▶ EXERCISE: State how many lines of the entries hold the string "vous", and output nothing but that count.

Saved data entries
.....

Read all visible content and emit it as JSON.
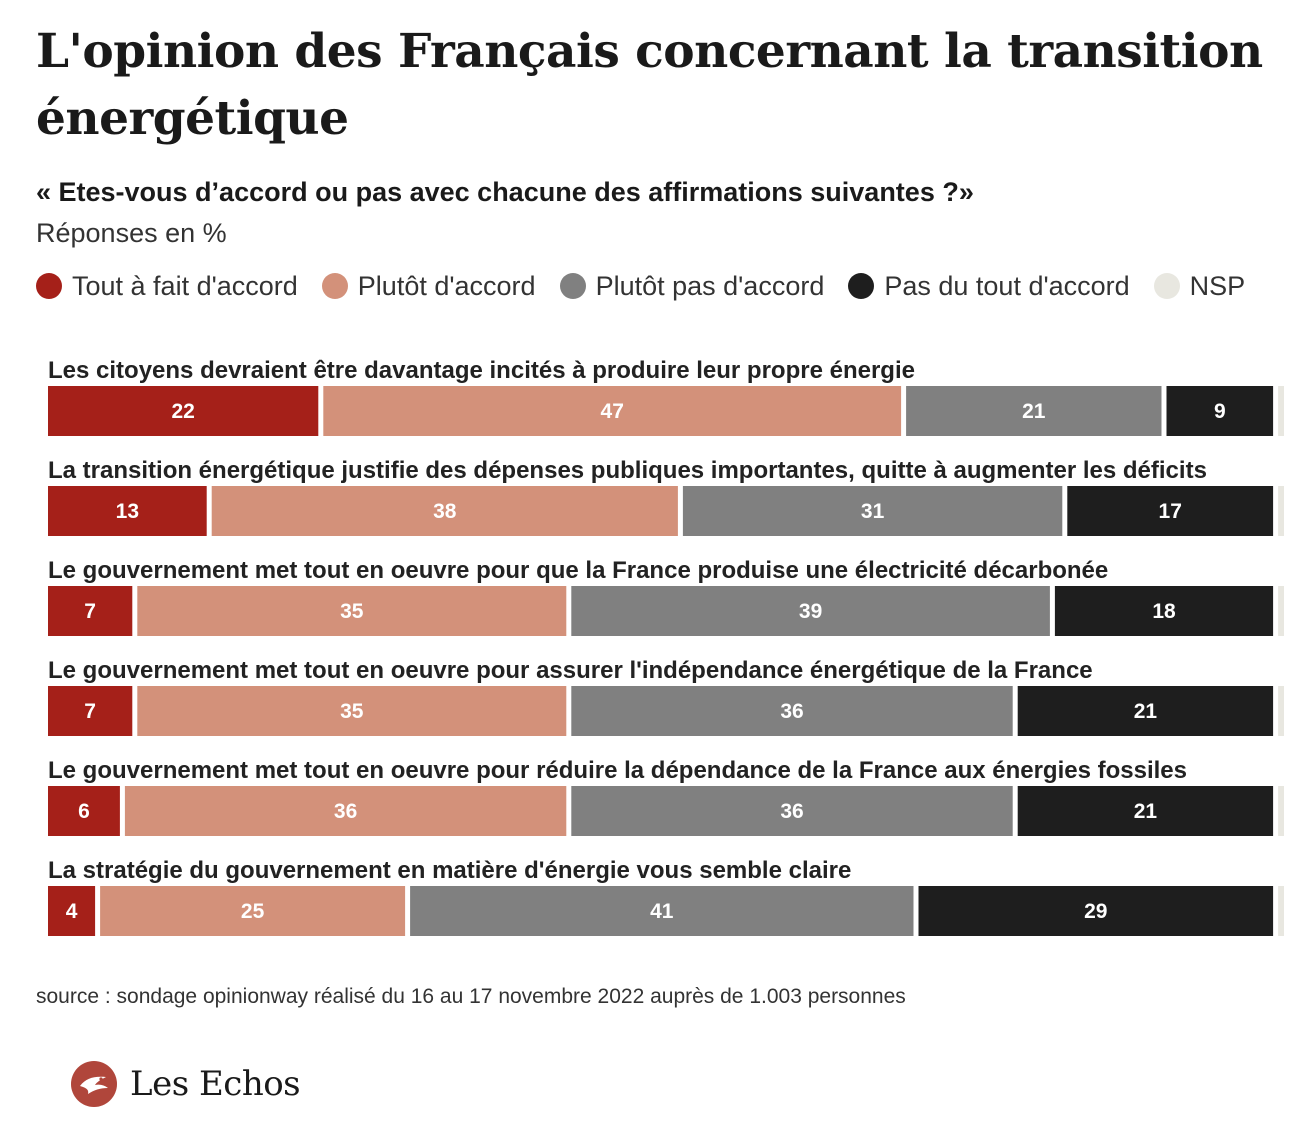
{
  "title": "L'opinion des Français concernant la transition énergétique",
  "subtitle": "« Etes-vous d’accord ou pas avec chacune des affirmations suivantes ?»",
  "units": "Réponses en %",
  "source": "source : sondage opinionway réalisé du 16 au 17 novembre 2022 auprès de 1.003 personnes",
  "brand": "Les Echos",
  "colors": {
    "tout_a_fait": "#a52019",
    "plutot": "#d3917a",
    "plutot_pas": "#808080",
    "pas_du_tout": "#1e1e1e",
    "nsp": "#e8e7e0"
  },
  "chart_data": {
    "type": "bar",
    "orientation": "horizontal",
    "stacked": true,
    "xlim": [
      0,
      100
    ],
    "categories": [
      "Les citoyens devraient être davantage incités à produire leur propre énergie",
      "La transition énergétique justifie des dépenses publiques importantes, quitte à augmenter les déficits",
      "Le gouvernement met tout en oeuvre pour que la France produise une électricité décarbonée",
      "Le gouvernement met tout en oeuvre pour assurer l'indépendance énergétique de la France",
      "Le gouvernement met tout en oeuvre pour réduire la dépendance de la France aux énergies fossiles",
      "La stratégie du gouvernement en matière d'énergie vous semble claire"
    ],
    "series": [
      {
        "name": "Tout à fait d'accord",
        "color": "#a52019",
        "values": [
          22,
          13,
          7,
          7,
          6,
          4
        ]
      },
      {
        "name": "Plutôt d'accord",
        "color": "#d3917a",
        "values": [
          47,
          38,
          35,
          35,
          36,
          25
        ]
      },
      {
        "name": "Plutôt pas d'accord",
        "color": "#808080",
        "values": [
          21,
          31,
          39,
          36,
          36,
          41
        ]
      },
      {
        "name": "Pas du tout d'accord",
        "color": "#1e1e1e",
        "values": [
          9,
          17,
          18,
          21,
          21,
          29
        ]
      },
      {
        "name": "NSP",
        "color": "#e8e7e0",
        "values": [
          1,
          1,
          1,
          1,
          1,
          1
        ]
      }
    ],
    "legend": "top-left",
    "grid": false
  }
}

.....

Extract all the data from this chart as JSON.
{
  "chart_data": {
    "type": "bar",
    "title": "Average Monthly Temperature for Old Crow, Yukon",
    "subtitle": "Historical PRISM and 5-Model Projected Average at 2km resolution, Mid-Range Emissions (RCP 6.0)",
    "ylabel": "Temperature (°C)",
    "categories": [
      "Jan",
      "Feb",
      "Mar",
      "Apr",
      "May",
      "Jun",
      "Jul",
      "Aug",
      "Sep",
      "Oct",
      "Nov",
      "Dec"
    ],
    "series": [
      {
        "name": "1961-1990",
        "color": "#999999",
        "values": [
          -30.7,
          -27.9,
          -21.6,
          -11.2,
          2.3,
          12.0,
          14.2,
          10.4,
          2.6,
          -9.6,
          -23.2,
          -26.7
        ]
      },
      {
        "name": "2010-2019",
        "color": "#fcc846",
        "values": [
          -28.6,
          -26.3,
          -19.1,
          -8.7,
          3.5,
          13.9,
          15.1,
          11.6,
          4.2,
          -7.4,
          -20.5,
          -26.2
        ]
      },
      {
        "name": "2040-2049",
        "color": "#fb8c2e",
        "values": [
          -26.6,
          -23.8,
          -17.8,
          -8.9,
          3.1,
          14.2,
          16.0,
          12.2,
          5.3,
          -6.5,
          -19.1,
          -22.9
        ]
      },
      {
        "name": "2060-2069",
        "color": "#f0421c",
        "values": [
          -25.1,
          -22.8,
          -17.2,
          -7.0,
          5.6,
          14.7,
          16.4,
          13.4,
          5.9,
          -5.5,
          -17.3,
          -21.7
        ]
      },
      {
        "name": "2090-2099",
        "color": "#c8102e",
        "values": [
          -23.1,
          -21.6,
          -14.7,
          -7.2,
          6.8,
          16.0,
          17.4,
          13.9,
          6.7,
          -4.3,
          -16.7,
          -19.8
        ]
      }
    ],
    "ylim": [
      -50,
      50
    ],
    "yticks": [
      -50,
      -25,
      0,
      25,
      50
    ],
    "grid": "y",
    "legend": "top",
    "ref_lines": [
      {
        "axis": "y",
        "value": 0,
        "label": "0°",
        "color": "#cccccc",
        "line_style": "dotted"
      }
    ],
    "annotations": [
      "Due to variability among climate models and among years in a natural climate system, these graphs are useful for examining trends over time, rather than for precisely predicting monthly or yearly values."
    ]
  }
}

.....

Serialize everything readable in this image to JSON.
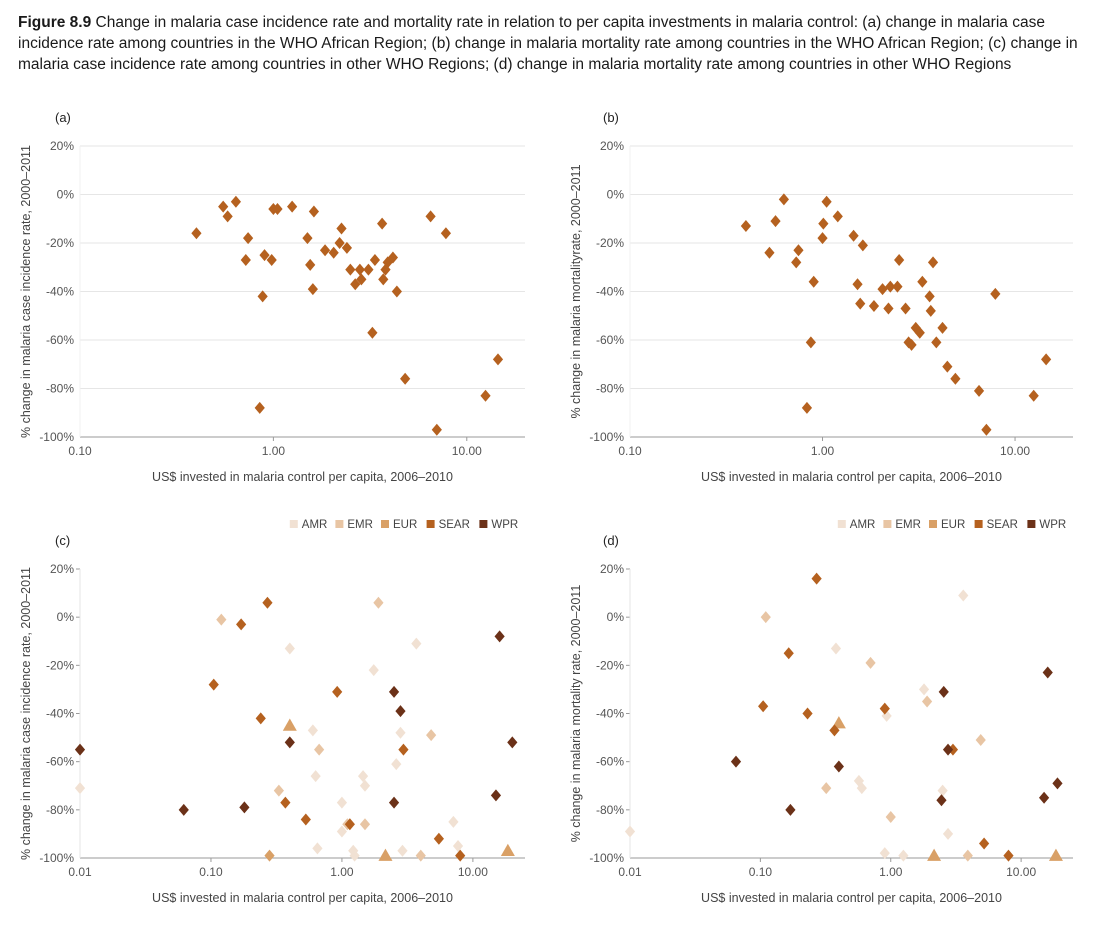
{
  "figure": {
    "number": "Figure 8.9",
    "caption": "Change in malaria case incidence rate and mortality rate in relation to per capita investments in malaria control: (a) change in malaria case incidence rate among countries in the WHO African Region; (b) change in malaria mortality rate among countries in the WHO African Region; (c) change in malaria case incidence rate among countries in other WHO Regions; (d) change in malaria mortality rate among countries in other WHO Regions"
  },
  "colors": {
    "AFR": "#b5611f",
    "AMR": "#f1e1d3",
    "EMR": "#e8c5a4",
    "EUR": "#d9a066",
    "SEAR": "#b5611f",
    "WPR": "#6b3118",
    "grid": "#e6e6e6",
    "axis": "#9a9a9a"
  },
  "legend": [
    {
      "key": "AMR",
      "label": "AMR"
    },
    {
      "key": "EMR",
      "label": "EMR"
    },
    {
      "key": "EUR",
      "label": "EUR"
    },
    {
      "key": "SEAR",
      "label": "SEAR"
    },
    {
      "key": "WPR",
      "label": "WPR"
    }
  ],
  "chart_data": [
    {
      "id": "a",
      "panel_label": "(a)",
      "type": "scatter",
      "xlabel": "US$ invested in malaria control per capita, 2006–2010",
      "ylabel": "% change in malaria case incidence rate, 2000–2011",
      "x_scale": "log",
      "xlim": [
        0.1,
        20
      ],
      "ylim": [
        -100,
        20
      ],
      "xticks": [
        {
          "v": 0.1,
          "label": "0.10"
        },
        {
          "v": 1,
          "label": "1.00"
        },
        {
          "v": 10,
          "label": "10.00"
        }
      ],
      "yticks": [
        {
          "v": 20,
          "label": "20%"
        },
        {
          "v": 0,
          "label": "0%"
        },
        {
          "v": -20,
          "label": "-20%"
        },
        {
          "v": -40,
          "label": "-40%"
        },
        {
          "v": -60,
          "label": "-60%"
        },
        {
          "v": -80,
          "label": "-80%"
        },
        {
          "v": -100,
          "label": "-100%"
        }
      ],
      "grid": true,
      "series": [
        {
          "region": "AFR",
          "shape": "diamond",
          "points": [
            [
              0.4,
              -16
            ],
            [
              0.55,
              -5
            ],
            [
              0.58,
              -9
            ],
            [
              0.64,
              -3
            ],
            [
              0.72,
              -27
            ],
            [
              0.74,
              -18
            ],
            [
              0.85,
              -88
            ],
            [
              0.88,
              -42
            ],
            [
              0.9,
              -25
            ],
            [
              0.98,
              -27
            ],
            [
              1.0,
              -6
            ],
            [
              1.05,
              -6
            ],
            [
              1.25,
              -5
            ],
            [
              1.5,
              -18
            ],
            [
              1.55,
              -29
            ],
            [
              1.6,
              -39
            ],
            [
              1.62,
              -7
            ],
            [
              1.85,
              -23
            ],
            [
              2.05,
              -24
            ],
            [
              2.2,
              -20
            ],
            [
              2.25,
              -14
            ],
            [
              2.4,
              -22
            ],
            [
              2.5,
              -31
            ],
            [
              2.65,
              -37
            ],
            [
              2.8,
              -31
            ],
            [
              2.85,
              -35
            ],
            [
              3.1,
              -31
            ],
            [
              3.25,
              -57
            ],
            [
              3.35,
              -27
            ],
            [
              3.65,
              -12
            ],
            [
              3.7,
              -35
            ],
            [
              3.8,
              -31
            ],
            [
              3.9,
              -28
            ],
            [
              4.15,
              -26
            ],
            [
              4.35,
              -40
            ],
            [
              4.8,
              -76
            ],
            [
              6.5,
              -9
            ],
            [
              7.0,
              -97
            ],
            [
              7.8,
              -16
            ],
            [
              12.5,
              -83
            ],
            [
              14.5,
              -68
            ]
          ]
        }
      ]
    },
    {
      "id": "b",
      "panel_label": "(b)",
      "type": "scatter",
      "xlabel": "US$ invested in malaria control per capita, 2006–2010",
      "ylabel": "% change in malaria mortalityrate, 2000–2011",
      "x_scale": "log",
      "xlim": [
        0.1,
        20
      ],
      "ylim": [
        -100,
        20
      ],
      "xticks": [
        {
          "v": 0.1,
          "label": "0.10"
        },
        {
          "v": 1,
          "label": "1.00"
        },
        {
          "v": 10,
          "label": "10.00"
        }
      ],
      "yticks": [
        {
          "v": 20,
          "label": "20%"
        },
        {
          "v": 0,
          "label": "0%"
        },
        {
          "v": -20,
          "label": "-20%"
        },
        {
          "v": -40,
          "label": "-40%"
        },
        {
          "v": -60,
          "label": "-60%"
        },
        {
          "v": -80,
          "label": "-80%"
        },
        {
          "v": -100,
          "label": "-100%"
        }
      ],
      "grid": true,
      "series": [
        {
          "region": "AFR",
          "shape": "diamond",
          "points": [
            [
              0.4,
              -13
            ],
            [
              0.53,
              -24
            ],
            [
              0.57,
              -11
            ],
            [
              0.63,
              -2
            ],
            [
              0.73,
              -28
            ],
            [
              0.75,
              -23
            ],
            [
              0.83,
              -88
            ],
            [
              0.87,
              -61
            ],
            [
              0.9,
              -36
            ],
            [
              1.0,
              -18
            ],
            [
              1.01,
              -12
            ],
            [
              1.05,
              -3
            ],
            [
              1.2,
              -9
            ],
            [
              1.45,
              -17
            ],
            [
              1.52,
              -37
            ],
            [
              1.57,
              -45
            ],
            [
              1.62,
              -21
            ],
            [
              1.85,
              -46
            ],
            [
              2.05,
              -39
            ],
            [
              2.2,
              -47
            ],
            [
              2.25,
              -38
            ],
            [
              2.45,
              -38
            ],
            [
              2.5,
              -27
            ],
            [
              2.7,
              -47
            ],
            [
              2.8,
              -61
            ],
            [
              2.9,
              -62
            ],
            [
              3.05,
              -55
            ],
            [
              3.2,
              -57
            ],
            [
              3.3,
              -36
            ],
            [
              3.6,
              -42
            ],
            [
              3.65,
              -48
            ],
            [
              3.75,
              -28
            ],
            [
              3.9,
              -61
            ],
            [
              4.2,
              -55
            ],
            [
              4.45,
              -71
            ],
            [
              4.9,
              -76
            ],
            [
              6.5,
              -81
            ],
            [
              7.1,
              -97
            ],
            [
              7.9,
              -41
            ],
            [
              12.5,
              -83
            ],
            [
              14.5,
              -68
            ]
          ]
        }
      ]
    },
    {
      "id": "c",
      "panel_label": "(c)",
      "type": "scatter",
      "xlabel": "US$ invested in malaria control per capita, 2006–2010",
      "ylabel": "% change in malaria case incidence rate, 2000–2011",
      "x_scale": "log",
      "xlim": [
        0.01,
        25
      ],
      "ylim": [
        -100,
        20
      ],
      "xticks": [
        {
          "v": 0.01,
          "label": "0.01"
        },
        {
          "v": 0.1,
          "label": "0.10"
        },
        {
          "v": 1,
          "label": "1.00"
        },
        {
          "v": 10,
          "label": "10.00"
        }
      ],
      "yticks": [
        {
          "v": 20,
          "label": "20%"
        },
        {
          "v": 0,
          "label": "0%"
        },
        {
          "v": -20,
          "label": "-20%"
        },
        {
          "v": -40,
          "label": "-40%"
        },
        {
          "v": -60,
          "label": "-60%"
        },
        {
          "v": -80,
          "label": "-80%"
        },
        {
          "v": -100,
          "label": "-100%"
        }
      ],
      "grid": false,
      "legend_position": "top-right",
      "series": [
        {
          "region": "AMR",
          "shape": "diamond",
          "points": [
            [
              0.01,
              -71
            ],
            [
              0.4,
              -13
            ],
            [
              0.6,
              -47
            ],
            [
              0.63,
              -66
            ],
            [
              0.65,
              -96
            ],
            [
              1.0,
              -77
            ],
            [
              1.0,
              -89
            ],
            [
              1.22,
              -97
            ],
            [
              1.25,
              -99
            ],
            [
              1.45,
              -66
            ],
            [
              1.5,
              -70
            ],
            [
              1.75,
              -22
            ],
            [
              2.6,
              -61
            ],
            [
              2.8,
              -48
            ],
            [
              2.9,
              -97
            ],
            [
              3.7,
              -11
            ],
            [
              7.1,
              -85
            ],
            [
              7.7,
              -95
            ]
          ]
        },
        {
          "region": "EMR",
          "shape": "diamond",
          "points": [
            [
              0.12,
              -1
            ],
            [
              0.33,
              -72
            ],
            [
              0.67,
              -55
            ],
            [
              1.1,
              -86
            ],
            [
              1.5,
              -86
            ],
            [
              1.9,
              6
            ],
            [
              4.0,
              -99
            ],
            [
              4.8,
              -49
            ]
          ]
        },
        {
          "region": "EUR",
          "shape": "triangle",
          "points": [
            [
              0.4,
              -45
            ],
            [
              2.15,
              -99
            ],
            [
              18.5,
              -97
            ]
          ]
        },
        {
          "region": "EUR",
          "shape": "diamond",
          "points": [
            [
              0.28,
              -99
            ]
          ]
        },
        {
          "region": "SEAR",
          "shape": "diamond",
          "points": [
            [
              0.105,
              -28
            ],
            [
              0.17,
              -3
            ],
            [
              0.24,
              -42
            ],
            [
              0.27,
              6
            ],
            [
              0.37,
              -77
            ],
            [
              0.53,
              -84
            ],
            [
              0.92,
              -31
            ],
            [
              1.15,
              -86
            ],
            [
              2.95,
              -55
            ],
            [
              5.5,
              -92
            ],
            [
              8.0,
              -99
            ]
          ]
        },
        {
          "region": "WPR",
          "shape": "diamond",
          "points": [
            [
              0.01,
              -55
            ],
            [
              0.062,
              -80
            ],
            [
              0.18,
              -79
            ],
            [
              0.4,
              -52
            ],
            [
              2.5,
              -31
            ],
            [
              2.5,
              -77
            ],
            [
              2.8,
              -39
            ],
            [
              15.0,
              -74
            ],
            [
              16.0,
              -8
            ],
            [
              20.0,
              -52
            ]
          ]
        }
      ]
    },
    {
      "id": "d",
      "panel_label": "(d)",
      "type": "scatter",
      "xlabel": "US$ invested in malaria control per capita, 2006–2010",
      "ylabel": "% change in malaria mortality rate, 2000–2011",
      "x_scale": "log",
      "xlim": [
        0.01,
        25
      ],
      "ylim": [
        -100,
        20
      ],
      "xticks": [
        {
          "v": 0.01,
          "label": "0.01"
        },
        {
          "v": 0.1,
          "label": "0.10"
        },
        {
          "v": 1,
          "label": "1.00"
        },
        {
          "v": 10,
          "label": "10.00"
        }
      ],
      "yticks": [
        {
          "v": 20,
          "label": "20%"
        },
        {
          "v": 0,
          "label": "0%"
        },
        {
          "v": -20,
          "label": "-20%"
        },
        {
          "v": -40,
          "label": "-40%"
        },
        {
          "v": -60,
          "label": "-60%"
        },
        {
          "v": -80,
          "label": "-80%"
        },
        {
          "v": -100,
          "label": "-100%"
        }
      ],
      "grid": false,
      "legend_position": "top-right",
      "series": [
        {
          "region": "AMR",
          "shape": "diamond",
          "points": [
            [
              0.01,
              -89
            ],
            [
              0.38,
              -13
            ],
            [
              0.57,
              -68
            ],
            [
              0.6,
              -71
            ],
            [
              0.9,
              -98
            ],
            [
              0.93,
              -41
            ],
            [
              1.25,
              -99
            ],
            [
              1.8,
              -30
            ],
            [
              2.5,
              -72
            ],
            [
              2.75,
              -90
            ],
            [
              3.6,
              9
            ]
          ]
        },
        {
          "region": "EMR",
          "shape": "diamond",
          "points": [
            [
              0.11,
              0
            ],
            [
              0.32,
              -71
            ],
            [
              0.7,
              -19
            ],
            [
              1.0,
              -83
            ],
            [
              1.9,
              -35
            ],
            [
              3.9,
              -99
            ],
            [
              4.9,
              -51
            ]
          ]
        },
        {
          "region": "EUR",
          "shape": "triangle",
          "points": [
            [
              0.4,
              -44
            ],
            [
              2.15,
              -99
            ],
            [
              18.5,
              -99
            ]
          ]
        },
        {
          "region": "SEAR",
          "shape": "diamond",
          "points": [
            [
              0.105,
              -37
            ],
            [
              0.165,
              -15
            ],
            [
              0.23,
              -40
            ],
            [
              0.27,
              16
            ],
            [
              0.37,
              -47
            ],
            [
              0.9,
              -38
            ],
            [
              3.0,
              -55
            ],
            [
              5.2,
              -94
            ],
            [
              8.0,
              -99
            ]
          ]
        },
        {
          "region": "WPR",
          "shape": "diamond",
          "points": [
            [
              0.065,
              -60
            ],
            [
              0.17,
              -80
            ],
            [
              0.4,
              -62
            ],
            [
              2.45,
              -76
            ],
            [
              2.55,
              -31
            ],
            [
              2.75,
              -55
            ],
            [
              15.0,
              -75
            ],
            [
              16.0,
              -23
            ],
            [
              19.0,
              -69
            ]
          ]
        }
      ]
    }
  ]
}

.....

▶ WRITTEN RESPONSE: 2